Write out the material exactly. Do not include the pictures.

Recorded data
— start —
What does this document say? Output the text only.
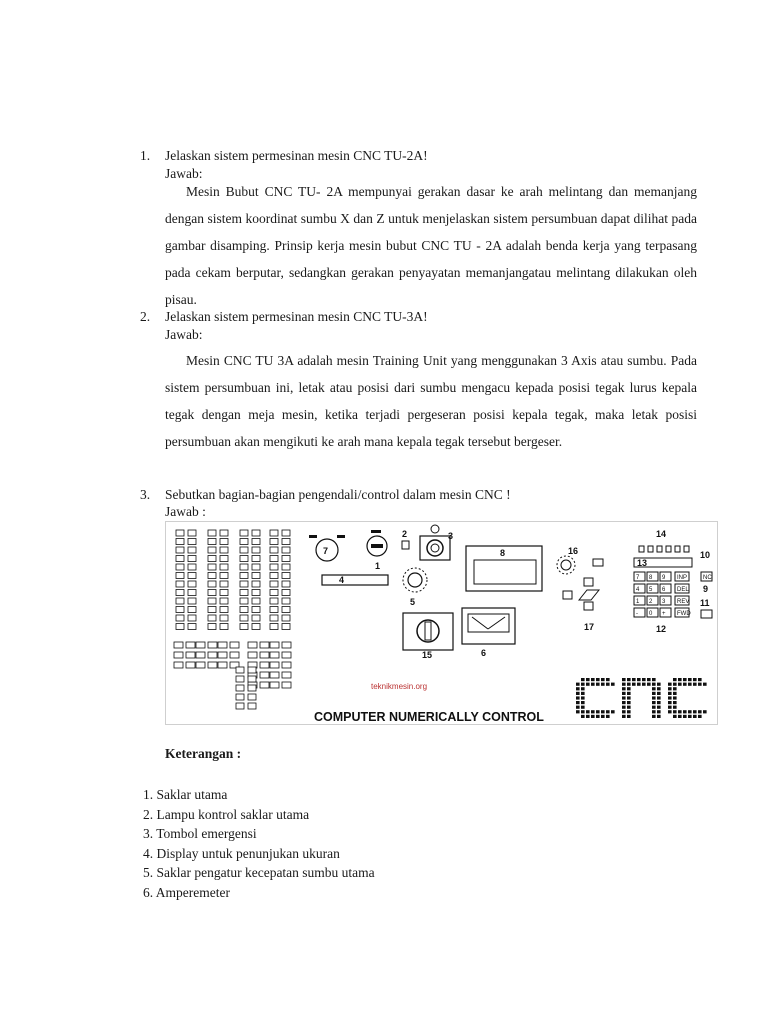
1. Jelaskan sistem permesinan mesin CNC TU-2A!
Jawab:
Mesin Bubut CNC TU- 2A mempunyai gerakan dasar ke arah melintang dan memanjang dengan sistem koordinat sumbu X dan Z untuk menjelaskan sistem persumbuan dapat dilihat pada gambar disamping. Prinsip kerja mesin bubut CNC TU - 2A adalah benda kerja yang terpasang pada cekam berputar, sedangkan gerakan penyayatan memanjangatau melintang dilakukan oleh pisau.
2. Jelaskan sistem permesinan mesin CNC TU-3A!
Jawab:
Mesin CNC TU 3A adalah mesin Training Unit yang menggunakan 3 Axis atau sumbu. Pada sistem persumbuan ini, letak atau posisi dari sumbu mengacu kepada posisi tegak lurus kepala tegak dengan meja mesin, ketika terjadi pergeseran posisi kepala tegak, maka letak posisi persumbuan akan mengikuti ke arah mana kepala tegak tersebut bergeser.
3. Sebutkan bagian-bagian pengendali/control dalam mesin CNC !
Jawab :
7
1
2	3
4
5
8
15	6
16
17
14
13
7 8 9 INP
4 5 6 DEL
1 2 3 REV
- 0 + FWD
12
10
NC
9
11
teknikmesin.org
COMPUTER NUMERICALLY CONTROL
Keterangan :
1. Saklar utama
2. Lampu kontrol saklar utama
3. Tombol emergensi
4. Display untuk penunjukan ukuran
5. Saklar pengatur kecepatan sumbu utama
6. Amperemeter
— end —
→ **COMPLETE OUTPUT**
What does this document say? Output the text only.
1. Jelaskan sistem permesinan mesin CNC TU-2A!
Jawab:
Mesin Bubut CNC TU- 2A mempunyai gerakan dasar ke arah melintang dan memanjang dengan sistem koordinat sumbu X dan Z untuk menjelaskan sistem persumbuan dapat dilihat pada gambar disamping. Prinsip kerja mesin bubut CNC TU - 2A adalah benda kerja yang terpasang pada cekam berputar, sedangkan gerakan penyayatan memanjangatau melintang dilakukan oleh pisau.
2. Jelaskan sistem permesinan mesin CNC TU-3A!
Jawab:
Mesin CNC TU 3A adalah mesin Training Unit yang menggunakan 3 Axis atau sumbu. Pada sistem persumbuan ini, letak atau posisi dari sumbu mengacu kepada posisi tegak lurus kepala tegak dengan meja mesin, ketika terjadi pergeseran posisi kepala tegak, maka letak posisi persumbuan akan mengikuti ke arah mana kepala tegak tersebut bergeser.
3. Sebutkan bagian-bagian pengendali/control dalam mesin CNC !
Jawab :
7
1
2	3
4
5
8
15	6
16
17
14
13
7 8 9 INP
4 5 6 DEL
1 2 3 REV
- 0 + FWD
12
10
NC
9
11
teknikmesin.org
COMPUTER NUMERICALLY CONTROL
Keterangan :
1. Saklar utama
2. Lampu kontrol saklar utama
3. Tombol emergensi
4. Display untuk penunjukan ukuran
5. Saklar pengatur kecepatan sumbu utama
6. Amperemeter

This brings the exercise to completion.